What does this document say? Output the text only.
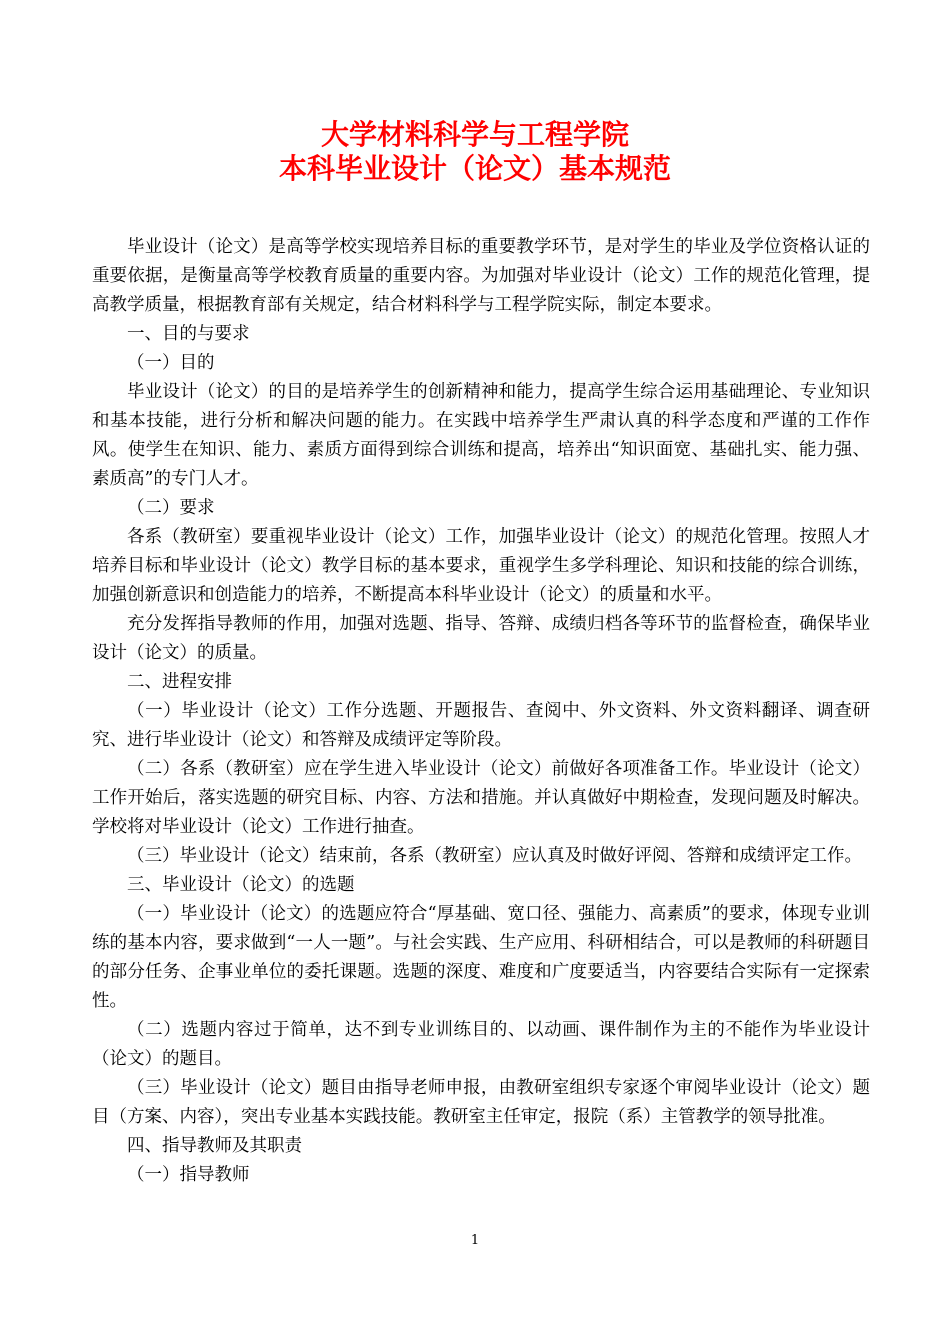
大学材料科学与工程学院
本科毕业设计（论文）基本规范

毕业设计（论文）是高等学校实现培养目标的重要教学环节，是对学生的毕业及学位资格认证的重要依据，是衡量高等学校教育质量的重要内容。为加强对毕业设计（论文）工作的规范化管理，提高教学质量，根据教育部有关规定，结合材料科学与工程学院实际，制定本要求。

一、目的与要求

（一）目的

毕业设计（论文）的目的是培养学生的创新精神和能力，提高学生综合运用基础理论、专业知识和基本技能，进行分析和解决问题的能力。在实践中培养学生严肃认真的科学态度和严谨的工作作风。使学生在知识、能力、素质方面得到综合训练和提高，培养出“知识面宽、基础扎实、能力强、素质高”的专门人才。

（二）要求

各系（教研室）要重视毕业设计（论文）工作，加强毕业设计（论文）的规范化管理。按照人才培养目标和毕业设计（论文）教学目标的基本要求，重视学生多学科理论、知识和技能的综合训练，加强创新意识和创造能力的培养，不断提高本科毕业设计（论文）的质量和水平。

充分发挥指导教师的作用，加强对选题、指导、答辩、成绩归档各等环节的监督检查，确保毕业设计（论文）的质量。

二、进程安排

（一）毕业设计（论文）工作分选题、开题报告、查阅中、外文资料、外文资料翻译、调查研究、进行毕业设计（论文）和答辩及成绩评定等阶段。

（二）各系（教研室）应在学生进入毕业设计（论文）前做好各项准备工作。毕业设计（论文）工作开始后，落实选题的研究目标、内容、方法和措施。并认真做好中期检查，发现问题及时解决。学校将对毕业设计（论文）工作进行抽查。

（三）毕业设计（论文）结束前，各系（教研室）应认真及时做好评阅、答辩和成绩评定工作。

三、毕业设计（论文）的选题

（一）毕业设计（论文）的选题应符合“厚基础、宽口径、强能力、高素质”的要求，体现专业训练的基本内容，要求做到“一人一题”。与社会实践、生产应用、科研相结合，可以是教师的科研题目的部分任务、企事业单位的委托课题。选题的深度、难度和广度要适当，内容要结合实际有一定探索性。

（二）选题内容过于简单，达不到专业训练目的、以动画、课件制作为主的不能作为毕业设计（论文）的题目。

（三）毕业设计（论文）题目由指导老师申报，由教研室组织专家逐个审阅毕业设计（论文）题目（方案、内容），突出专业基本实践技能。教研室主任审定，报院（系）主管教学的领导批准。

四、指导教师及其职责

（一）指导教师

1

---+---

**Goal of the exercise**
Transcribe the whole listing exactly. Pictures stay out of your copy.

**Exercise result**
What does this document say? Output the text only.
大学材料科学与工程学院
本科毕业设计（论文）基本规范

毕业设计（论文）是高等学校实现培养目标的重要教学环节，是对学生的毕业及学位资格认证的重要依据，是衡量高等学校教育质量的重要内容。为加强对毕业设计（论文）工作的规范化管理，提高教学质量，根据教育部有关规定，结合材料科学与工程学院实际，制定本要求。

一、目的与要求

（一）目的

毕业设计（论文）的目的是培养学生的创新精神和能力，提高学生综合运用基础理论、专业知识和基本技能，进行分析和解决问题的能力。在实践中培养学生严肃认真的科学态度和严谨的工作作风。使学生在知识、能力、素质方面得到综合训练和提高，培养出“知识面宽、基础扎实、能力强、素质高”的专门人才。

（二）要求

各系（教研室）要重视毕业设计（论文）工作，加强毕业设计（论文）的规范化管理。按照人才培养目标和毕业设计（论文）教学目标的基本要求，重视学生多学科理论、知识和技能的综合训练，加强创新意识和创造能力的培养，不断提高本科毕业设计（论文）的质量和水平。

充分发挥指导教师的作用，加强对选题、指导、答辩、成绩归档各等环节的监督检查，确保毕业设计（论文）的质量。

二、进程安排

（一）毕业设计（论文）工作分选题、开题报告、查阅中、外文资料、外文资料翻译、调查研究、进行毕业设计（论文）和答辩及成绩评定等阶段。

（二）各系（教研室）应在学生进入毕业设计（论文）前做好各项准备工作。毕业设计（论文）工作开始后，落实选题的研究目标、内容、方法和措施。并认真做好中期检查，发现问题及时解决。学校将对毕业设计（论文）工作进行抽查。

（三）毕业设计（论文）结束前，各系（教研室）应认真及时做好评阅、答辩和成绩评定工作。

三、毕业设计（论文）的选题

（一）毕业设计（论文）的选题应符合“厚基础、宽口径、强能力、高素质”的要求，体现专业训练的基本内容，要求做到“一人一题”。与社会实践、生产应用、科研相结合，可以是教师的科研题目的部分任务、企事业单位的委托课题。选题的深度、难度和广度要适当，内容要结合实际有一定探索性。

（二）选题内容过于简单，达不到专业训练目的、以动画、课件制作为主的不能作为毕业设计（论文）的题目。

（三）毕业设计（论文）题目由指导老师申报，由教研室组织专家逐个审阅毕业设计（论文）题目（方案、内容），突出专业基本实践技能。教研室主任审定，报院（系）主管教学的领导批准。

四、指导教师及其职责

（一）指导教师

1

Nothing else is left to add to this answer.